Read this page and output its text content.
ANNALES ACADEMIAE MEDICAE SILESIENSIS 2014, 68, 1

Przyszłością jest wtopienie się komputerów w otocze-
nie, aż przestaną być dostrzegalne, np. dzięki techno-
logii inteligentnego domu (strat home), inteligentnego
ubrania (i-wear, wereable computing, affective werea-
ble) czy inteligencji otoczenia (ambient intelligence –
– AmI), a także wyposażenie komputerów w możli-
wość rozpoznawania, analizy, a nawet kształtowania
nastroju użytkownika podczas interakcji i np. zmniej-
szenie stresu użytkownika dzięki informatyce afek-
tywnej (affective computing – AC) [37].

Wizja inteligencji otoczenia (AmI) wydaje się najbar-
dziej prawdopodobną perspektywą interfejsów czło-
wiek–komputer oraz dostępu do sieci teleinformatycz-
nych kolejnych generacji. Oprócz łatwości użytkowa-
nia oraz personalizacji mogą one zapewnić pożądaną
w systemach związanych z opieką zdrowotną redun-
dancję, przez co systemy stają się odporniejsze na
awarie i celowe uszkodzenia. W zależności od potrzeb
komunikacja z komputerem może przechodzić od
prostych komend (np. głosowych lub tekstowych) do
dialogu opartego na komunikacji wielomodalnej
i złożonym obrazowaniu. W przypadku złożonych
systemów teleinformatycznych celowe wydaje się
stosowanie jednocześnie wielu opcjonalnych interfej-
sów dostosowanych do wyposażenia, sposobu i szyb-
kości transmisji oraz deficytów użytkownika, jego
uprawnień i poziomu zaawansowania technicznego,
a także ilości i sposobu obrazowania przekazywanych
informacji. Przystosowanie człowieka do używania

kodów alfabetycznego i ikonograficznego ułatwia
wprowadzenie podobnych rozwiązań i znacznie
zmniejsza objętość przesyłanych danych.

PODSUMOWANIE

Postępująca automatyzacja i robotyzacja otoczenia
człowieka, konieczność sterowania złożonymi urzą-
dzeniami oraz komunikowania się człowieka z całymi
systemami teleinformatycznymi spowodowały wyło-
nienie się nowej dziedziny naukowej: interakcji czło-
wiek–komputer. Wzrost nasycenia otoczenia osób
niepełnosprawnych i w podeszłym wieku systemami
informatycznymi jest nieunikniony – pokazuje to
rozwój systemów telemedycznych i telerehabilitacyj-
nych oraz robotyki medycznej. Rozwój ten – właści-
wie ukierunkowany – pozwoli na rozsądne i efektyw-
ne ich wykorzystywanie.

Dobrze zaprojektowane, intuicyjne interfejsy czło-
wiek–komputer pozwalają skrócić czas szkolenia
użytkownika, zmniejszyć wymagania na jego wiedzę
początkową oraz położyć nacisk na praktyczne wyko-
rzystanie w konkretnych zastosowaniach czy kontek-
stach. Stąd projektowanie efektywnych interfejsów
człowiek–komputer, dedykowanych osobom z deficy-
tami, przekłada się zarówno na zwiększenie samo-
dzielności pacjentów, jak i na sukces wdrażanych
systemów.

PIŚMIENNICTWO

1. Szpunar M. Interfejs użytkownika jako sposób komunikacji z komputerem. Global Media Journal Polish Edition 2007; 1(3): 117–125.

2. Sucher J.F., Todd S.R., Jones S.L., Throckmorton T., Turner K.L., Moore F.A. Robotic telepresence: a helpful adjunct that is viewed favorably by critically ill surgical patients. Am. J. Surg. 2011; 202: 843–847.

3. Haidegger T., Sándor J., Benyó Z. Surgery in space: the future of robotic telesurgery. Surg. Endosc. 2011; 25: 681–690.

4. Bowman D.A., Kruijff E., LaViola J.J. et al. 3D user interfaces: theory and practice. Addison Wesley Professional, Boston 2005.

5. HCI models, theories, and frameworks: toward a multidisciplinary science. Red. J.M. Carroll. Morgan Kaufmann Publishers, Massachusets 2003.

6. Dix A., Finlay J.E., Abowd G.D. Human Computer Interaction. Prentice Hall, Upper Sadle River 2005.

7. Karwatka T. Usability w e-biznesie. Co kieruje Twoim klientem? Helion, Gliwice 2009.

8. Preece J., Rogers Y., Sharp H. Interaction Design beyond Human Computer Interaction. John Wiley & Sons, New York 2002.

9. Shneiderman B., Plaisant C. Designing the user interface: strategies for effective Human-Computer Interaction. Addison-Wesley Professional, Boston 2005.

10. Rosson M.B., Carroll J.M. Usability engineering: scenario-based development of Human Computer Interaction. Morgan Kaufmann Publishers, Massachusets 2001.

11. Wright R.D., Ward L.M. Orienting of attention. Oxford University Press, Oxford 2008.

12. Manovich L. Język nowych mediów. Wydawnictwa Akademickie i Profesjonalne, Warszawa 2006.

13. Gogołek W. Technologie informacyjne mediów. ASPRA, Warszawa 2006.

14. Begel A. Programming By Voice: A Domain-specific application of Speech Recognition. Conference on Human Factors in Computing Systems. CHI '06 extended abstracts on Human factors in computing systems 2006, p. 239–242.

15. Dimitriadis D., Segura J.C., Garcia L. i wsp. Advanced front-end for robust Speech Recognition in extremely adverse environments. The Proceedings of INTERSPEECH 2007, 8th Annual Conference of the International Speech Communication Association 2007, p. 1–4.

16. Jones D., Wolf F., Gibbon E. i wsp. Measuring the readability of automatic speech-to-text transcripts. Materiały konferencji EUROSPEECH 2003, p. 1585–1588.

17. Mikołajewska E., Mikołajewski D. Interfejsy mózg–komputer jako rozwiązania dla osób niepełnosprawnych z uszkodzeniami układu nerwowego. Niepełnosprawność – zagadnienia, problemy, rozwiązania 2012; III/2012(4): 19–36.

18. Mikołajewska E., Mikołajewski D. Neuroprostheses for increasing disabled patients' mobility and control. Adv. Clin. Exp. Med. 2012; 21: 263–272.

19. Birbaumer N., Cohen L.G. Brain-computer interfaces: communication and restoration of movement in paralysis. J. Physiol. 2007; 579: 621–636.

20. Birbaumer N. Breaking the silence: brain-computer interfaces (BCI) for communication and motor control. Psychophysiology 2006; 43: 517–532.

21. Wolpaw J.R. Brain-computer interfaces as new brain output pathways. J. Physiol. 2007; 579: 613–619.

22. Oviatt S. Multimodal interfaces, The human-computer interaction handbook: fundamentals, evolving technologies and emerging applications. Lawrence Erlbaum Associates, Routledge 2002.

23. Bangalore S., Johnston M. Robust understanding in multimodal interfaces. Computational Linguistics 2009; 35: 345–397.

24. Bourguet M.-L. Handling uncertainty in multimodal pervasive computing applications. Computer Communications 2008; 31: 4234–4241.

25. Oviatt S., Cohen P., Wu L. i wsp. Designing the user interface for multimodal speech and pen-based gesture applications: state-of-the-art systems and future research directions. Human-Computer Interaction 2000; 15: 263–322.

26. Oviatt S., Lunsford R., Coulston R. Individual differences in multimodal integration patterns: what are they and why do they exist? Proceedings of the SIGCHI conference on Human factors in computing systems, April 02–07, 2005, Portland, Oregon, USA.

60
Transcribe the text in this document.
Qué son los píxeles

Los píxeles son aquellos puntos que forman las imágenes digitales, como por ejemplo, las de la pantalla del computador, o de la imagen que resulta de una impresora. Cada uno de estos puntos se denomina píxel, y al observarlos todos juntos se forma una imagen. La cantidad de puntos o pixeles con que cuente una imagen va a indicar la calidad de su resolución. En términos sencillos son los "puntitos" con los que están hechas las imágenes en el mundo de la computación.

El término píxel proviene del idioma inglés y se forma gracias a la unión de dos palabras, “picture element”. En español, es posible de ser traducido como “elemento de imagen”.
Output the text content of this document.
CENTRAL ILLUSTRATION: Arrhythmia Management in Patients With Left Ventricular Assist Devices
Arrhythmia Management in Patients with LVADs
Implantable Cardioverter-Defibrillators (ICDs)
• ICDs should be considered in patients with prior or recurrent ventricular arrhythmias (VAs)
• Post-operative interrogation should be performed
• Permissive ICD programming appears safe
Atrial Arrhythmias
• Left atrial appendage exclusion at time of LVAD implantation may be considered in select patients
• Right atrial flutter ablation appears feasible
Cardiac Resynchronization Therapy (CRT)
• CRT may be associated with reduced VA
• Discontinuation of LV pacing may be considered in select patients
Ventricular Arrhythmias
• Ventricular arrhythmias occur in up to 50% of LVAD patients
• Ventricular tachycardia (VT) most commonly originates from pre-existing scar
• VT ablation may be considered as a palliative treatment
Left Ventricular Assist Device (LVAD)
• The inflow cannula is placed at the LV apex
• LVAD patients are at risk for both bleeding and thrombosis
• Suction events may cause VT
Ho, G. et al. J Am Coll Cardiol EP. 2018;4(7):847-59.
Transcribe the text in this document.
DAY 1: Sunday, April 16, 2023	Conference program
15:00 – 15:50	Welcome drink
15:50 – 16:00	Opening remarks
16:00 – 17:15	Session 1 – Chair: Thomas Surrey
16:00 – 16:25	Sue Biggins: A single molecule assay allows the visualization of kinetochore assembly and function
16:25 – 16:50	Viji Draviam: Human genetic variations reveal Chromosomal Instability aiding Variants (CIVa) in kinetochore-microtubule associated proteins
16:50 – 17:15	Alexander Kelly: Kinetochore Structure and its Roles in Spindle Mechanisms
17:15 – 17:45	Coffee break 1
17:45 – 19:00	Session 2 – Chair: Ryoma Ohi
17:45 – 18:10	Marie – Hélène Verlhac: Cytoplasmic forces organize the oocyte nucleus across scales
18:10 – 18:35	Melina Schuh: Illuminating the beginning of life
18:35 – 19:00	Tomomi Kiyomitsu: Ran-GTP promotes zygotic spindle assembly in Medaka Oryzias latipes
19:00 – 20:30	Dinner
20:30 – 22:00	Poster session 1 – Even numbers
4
= = = =
- [Exercise requirements]: Every line above that has the string "inteligencji" needs to be copied.

- [Solution to the exercise]:
ble) czy inteligencji otoczenia (ambient intelligence –
Wizja inteligencji otoczenia (AmI) wydaje się najbar-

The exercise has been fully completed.